> WHAT IS BEING ASKED
Set out every line bearing the string "this".

********

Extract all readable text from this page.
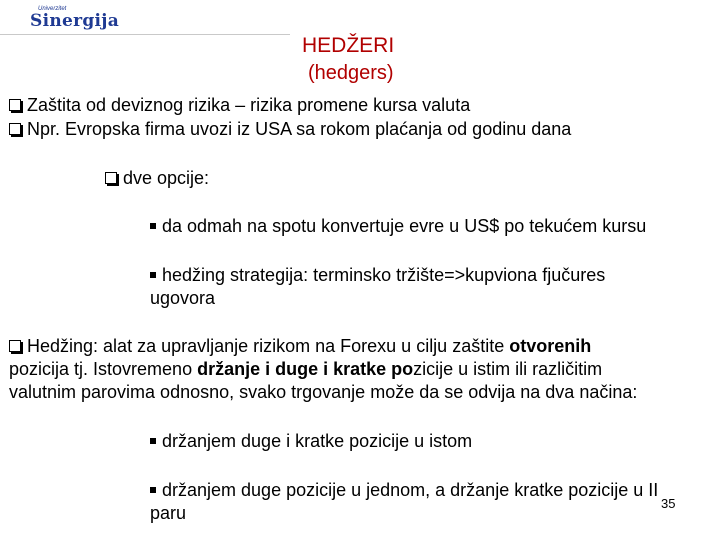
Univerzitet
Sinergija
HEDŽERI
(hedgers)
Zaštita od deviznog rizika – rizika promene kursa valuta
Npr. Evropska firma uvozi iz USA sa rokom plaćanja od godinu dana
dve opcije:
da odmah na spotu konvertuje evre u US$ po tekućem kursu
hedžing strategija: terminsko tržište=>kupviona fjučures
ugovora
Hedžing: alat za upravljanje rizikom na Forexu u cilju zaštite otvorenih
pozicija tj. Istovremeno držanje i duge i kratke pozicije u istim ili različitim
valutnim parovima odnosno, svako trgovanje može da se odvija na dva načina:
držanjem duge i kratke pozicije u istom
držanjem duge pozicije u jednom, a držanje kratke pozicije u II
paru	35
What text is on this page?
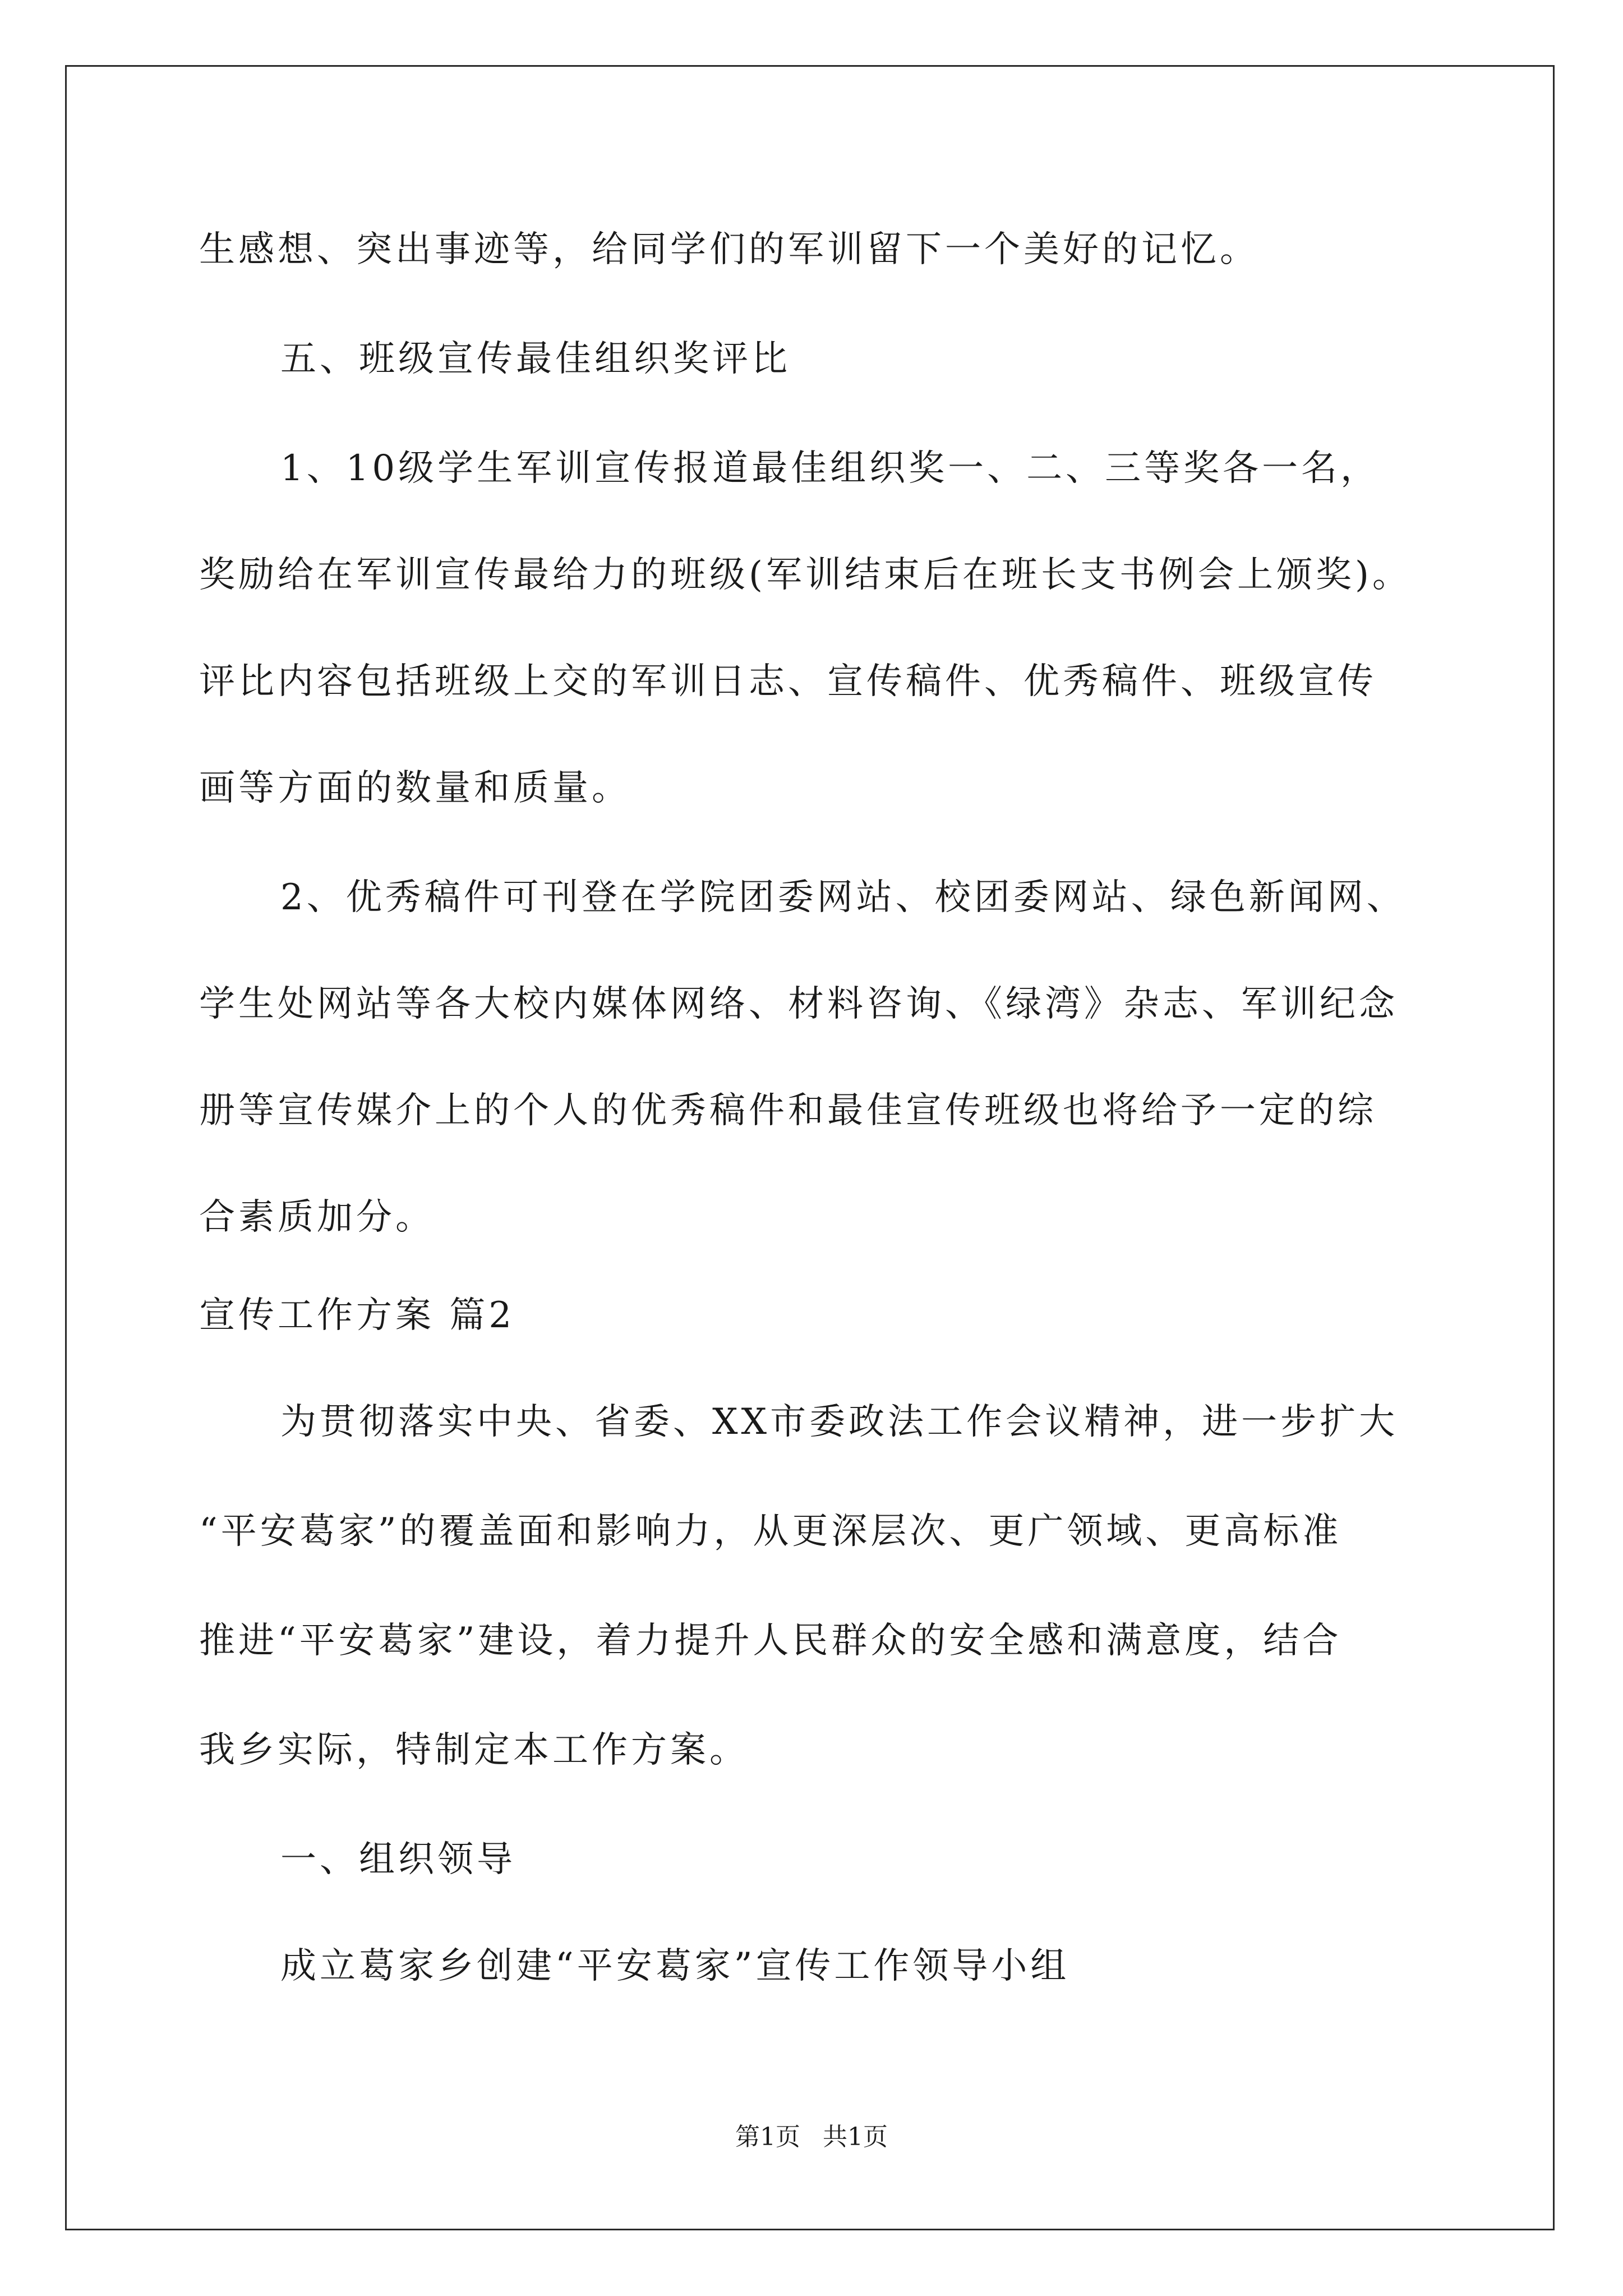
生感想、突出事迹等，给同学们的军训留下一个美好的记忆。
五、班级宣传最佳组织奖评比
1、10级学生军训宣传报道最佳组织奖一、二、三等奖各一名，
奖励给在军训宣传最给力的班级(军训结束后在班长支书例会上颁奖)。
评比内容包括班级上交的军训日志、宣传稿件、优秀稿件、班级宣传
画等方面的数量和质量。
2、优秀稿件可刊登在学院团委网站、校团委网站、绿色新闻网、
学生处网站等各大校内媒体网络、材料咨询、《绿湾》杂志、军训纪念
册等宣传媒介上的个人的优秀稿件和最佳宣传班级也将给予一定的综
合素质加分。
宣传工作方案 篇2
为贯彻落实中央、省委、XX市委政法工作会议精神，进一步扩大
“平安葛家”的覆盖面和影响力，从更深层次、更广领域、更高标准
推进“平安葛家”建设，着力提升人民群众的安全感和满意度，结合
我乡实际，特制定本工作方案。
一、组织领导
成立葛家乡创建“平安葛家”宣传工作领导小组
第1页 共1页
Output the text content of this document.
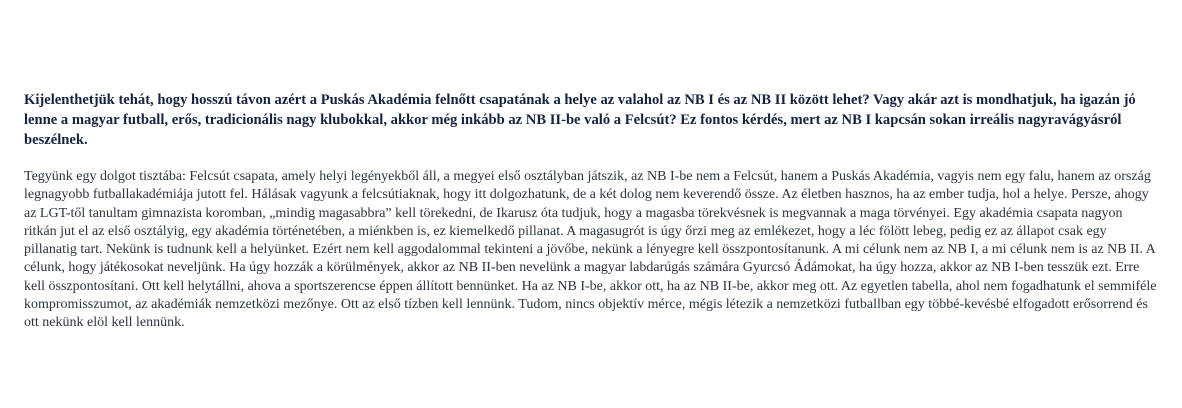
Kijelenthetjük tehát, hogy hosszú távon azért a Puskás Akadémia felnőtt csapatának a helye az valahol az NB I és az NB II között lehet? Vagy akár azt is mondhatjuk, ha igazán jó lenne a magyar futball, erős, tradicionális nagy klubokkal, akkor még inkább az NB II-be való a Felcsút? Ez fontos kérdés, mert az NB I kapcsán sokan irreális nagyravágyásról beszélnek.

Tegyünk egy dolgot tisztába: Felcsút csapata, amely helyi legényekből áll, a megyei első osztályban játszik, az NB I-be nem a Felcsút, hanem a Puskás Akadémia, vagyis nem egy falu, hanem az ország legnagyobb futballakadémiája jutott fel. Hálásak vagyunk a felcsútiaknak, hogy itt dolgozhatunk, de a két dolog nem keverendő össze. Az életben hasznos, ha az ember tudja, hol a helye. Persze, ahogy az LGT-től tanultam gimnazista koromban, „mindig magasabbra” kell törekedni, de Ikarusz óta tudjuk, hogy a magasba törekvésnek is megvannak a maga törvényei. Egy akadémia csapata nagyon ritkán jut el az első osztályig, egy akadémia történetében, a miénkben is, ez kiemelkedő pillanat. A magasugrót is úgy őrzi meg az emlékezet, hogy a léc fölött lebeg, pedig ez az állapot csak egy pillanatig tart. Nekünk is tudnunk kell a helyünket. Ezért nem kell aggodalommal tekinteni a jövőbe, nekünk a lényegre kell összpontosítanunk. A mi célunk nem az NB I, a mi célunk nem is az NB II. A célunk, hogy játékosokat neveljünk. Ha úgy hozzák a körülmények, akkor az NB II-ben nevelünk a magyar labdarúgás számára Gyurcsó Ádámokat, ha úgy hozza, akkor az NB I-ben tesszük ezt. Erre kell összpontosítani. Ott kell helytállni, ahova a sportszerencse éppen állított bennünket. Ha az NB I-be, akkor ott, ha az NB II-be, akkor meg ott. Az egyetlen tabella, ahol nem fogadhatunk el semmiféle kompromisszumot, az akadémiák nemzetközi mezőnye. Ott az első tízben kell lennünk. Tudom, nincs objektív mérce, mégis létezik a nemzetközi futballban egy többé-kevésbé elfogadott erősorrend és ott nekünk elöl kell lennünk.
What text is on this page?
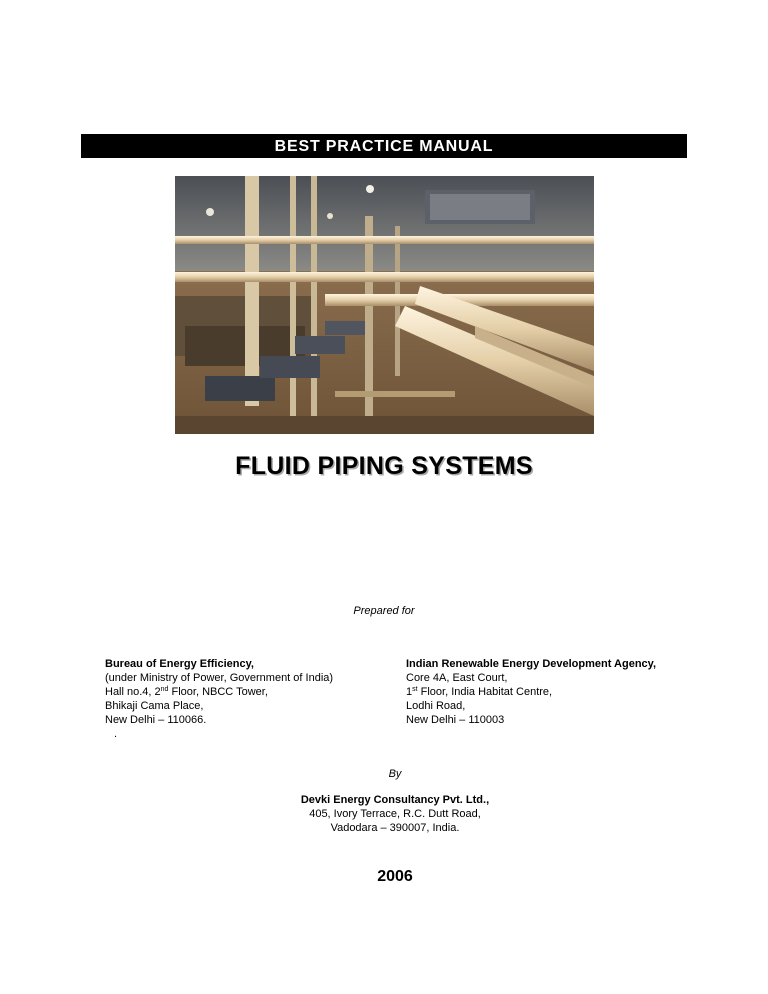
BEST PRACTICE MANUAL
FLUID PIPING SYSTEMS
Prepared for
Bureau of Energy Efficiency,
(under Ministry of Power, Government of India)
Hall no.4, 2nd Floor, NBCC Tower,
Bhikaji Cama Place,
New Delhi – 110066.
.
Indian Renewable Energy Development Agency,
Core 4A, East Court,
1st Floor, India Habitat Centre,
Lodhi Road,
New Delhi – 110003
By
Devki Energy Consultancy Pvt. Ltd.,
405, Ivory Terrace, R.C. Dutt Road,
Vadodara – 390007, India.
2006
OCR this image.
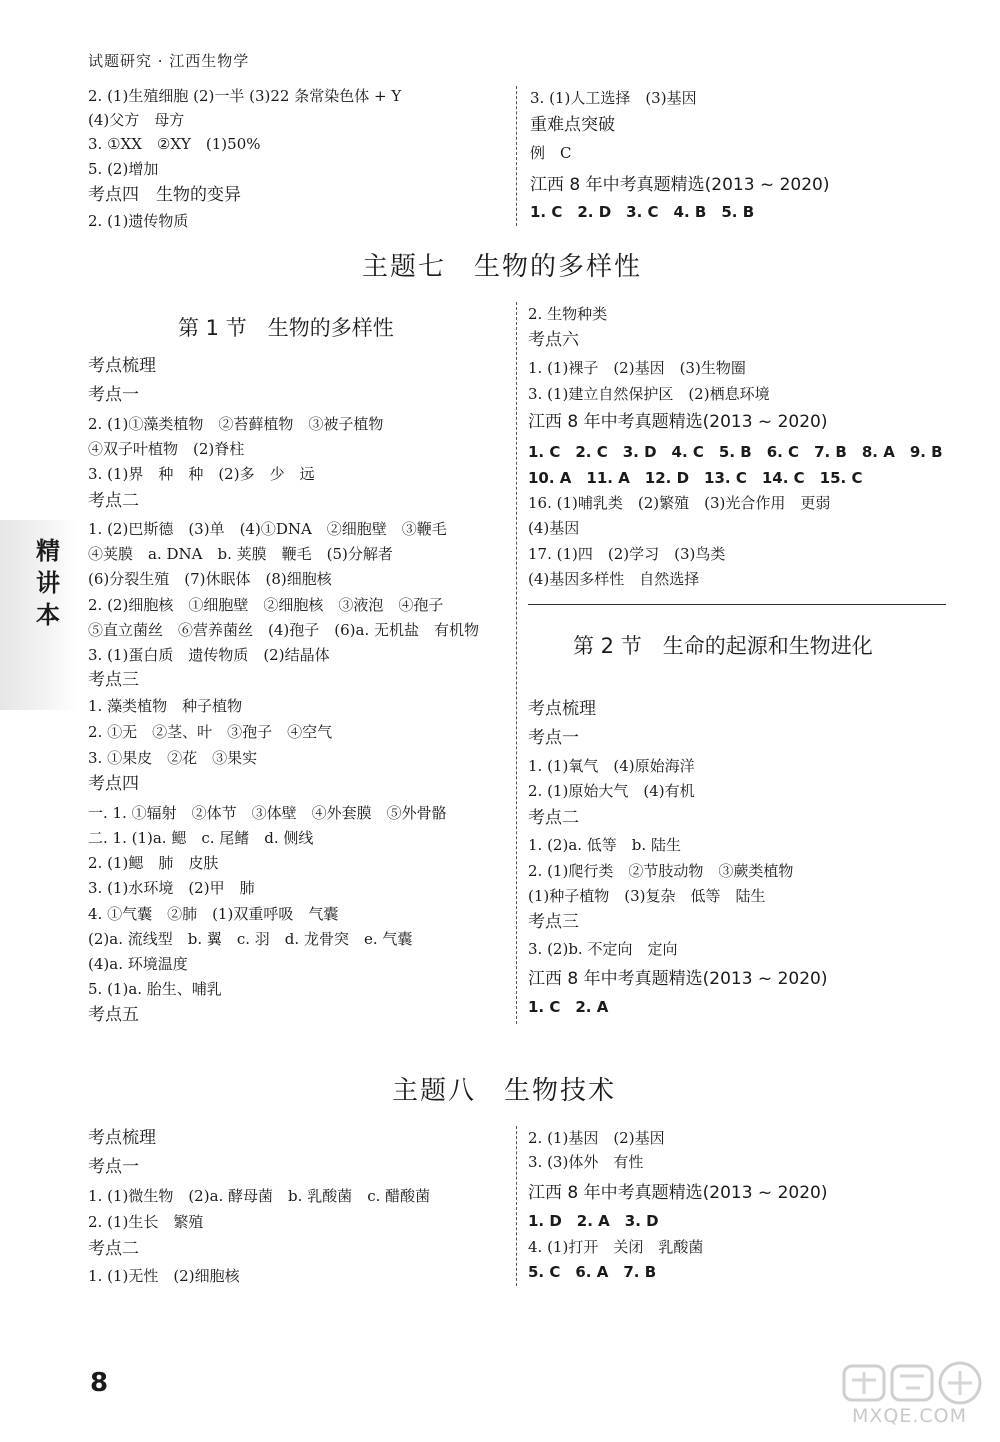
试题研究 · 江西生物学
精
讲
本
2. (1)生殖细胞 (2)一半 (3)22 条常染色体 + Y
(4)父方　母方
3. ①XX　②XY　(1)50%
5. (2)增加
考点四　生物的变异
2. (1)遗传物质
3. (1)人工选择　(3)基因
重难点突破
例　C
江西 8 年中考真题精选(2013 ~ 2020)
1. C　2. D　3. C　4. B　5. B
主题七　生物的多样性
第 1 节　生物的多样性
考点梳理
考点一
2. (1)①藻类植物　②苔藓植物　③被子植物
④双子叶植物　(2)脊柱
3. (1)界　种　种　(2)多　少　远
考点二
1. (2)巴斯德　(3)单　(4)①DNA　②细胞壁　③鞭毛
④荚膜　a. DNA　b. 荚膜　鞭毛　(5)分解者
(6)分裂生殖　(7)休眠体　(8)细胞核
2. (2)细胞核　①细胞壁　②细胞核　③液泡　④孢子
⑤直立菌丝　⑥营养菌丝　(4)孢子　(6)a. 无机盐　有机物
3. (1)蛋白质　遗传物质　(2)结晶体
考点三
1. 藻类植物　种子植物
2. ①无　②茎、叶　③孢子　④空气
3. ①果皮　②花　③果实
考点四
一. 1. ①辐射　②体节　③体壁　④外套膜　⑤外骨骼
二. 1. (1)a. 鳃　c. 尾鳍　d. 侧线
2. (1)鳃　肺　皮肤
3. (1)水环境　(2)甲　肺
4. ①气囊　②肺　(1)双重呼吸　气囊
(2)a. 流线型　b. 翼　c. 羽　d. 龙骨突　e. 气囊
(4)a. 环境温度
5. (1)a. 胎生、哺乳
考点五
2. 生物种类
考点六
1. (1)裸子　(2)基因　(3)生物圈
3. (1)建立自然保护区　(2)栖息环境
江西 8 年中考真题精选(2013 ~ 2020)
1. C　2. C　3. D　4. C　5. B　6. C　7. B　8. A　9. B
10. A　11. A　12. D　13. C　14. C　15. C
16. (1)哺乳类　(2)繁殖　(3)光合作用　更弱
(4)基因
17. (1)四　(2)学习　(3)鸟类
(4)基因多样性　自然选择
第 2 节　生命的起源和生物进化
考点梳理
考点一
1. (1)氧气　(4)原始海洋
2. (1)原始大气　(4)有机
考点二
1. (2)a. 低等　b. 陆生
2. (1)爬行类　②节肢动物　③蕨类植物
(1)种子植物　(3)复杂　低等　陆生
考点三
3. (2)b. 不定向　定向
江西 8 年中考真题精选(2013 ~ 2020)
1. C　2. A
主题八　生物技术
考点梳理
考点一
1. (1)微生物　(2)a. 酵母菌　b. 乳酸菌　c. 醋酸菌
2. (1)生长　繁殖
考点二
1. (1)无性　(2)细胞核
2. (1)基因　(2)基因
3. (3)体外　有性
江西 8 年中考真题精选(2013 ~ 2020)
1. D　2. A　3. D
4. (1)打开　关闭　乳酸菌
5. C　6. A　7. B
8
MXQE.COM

********

> WRITTEN SOLUTION
Extract all readable text from this page.
What text is on this page?
Output the text content of this document.
What text is on this page?
OCR this image.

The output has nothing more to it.